Start

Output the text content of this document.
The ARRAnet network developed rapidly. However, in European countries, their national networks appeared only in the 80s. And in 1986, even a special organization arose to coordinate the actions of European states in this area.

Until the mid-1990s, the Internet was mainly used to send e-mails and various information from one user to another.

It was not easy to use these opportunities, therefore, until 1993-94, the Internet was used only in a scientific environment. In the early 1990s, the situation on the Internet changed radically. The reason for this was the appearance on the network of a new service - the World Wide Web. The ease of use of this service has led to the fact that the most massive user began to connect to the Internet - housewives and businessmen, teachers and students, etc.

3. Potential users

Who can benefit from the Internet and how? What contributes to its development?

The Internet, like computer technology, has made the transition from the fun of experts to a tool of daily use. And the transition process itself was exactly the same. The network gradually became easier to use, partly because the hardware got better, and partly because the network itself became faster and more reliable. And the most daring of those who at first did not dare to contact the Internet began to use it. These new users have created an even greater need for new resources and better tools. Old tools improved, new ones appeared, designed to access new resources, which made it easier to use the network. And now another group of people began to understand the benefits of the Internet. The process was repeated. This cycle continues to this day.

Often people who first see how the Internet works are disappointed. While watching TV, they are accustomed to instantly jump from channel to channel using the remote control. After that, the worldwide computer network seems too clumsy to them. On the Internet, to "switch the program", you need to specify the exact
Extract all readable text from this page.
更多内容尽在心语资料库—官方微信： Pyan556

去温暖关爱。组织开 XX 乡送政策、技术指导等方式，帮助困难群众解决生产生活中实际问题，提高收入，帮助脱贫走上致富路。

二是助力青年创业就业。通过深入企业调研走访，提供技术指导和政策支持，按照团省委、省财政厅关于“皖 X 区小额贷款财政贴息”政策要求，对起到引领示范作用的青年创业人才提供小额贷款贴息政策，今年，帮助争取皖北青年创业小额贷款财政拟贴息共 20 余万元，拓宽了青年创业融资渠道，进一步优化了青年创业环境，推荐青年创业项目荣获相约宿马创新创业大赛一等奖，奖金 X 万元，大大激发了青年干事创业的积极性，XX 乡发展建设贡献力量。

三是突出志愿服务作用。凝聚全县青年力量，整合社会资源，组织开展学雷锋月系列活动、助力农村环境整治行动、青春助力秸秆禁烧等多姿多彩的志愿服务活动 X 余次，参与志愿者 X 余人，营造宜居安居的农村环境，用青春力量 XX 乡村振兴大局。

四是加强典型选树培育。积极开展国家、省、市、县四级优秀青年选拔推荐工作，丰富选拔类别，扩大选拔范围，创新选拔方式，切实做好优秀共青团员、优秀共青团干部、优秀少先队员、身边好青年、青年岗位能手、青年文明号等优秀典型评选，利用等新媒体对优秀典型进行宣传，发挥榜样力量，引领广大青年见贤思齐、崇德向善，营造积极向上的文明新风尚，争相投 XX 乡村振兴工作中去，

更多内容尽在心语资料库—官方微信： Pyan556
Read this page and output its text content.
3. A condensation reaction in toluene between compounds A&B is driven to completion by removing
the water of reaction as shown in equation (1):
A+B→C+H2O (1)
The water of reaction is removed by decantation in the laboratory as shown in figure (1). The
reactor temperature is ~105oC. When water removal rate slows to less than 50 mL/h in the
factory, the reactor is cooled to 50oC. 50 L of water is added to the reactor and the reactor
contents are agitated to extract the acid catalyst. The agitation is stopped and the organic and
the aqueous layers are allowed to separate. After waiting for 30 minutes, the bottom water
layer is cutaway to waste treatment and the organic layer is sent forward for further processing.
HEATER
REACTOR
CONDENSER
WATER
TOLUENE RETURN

End

- [What to do]
Using the data above, output each line exactly.

- [Full response]
Output the text content of this document.
The ARRAnet network developed rapidly. However, in European countries, their national networks appeared only in the 80s. And in 1986, even a special organization arose to coordinate the actions of European states in this area.

Until the mid-1990s, the Internet was mainly used to send e-mails and various information from one user to another.

It was not easy to use these opportunities, therefore, until 1993-94, the Internet was used only in a scientific environment. In the early 1990s, the situation on the Internet changed radically. The reason for this was the appearance on the network of a new service - the World Wide Web. The ease of use of this service has led to the fact that the most massive user began to connect to the Internet - housewives and businessmen, teachers and students, etc.

3. Potential users

Who can benefit from the Internet and how? What contributes to its development?

The Internet, like computer technology, has made the transition from the fun of experts to a tool of daily use. And the transition process itself was exactly the same. The network gradually became easier to use, partly because the hardware got better, and partly because the network itself became faster and more reliable. And the most daring of those who at first did not dare to contact the Internet began to use it. These new users have created an even greater need for new resources and better tools. Old tools improved, new ones appeared, designed to access new resources, which made it easier to use the network. And now another group of people began to understand the benefits of the Internet. The process was repeated. This cycle continues to this day.

Often people who first see how the Internet works are disappointed. While watching TV, they are accustomed to instantly jump from channel to channel using the remote control. After that, the worldwide computer network seems too clumsy to them. On the Internet, to "switch the program", you need to specify the exact
Extract all readable text from this page.
更多内容尽在心语资料库—官方微信： Pyan556

去温暖关爱。组织开 XX 乡送政策、技术指导等方式，帮助困难群众解决生产生活中实际问题，提高收入，帮助脱贫走上致富路。

二是助力青年创业就业。通过深入企业调研走访，提供技术指导和政策支持，按照团省委、省财政厅关于“皖 X 区小额贷款财政贴息”政策要求，对起到引领示范作用的青年创业人才提供小额贷款贴息政策，今年，帮助争取皖北青年创业小额贷款财政拟贴息共 20 余万元，拓宽了青年创业融资渠道，进一步优化了青年创业环境，推荐青年创业项目荣获相约宿马创新创业大赛一等奖，奖金 X 万元，大大激发了青年干事创业的积极性，XX 乡发展建设贡献力量。

三是突出志愿服务作用。凝聚全县青年力量，整合社会资源，组织开展学雷锋月系列活动、助力农村环境整治行动、青春助力秸秆禁烧等多姿多彩的志愿服务活动 X 余次，参与志愿者 X 余人，营造宜居安居的农村环境，用青春力量 XX 乡村振兴大局。

四是加强典型选树培育。积极开展国家、省、市、县四级优秀青年选拔推荐工作，丰富选拔类别，扩大选拔范围，创新选拔方式，切实做好优秀共青团员、优秀共青团干部、优秀少先队员、身边好青年、青年岗位能手、青年文明号等优秀典型评选，利用等新媒体对优秀典型进行宣传，发挥榜样力量，引领广大青年见贤思齐、崇德向善，营造积极向上的文明新风尚，争相投 XX 乡村振兴工作中去，

更多内容尽在心语资料库—官方微信： Pyan556
Read this page and output its text content.
3. A condensation reaction in toluene between compounds A&B is driven to completion by removing
the water of reaction as shown in equation (1):
A+B→C+H2O (1)
The water of reaction is removed by decantation in the laboratory as shown in figure (1). The
reactor temperature is ~105oC. When water removal rate slows to less than 50 mL/h in the
factory, the reactor is cooled to 50oC. 50 L of water is added to the reactor and the reactor
contents are agitated to extract the acid catalyst. The agitation is stopped and the organic and
the aqueous layers are allowed to separate. After waiting for 30 minutes, the bottom water
layer is cutaway to waste treatment and the organic layer is sent forward for further processing.
HEATER
REACTOR
CONDENSER
WATER
TOLUENE RETURN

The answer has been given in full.